======== Supplied data ========

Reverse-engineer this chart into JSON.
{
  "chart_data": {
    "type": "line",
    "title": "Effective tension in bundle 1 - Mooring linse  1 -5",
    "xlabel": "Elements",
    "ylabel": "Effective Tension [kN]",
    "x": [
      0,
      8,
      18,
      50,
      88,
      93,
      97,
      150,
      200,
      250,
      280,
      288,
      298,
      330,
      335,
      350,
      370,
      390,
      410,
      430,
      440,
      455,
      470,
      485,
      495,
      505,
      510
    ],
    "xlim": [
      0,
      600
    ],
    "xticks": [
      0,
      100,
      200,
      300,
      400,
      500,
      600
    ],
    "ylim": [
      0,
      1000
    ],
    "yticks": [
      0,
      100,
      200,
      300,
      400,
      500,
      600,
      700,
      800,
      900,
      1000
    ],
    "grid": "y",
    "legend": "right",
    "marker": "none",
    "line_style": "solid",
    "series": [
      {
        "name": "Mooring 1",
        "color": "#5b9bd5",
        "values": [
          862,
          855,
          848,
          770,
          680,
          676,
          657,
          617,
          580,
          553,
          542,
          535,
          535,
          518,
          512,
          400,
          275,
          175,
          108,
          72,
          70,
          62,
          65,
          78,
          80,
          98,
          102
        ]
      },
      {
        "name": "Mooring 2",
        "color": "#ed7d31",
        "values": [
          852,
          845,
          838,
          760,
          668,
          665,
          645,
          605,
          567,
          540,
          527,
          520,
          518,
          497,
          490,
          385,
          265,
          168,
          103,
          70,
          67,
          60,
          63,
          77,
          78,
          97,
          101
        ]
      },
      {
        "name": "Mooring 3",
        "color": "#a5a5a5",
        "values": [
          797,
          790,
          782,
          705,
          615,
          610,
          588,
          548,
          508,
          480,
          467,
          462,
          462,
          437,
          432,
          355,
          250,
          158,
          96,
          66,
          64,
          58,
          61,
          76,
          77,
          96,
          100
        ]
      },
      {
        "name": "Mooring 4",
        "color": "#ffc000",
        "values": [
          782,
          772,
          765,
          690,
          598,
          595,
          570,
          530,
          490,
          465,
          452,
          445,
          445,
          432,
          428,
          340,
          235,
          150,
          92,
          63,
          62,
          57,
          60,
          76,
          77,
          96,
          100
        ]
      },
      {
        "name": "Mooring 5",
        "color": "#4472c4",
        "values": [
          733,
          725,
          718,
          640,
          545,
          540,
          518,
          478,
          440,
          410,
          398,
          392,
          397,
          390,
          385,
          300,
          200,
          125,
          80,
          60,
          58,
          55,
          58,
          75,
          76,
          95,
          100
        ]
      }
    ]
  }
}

========

- **Aim of the task**: Look through the entries and work out how many lines have the word "Mooring" in them; reply with that number only.

- **Complete response**: 6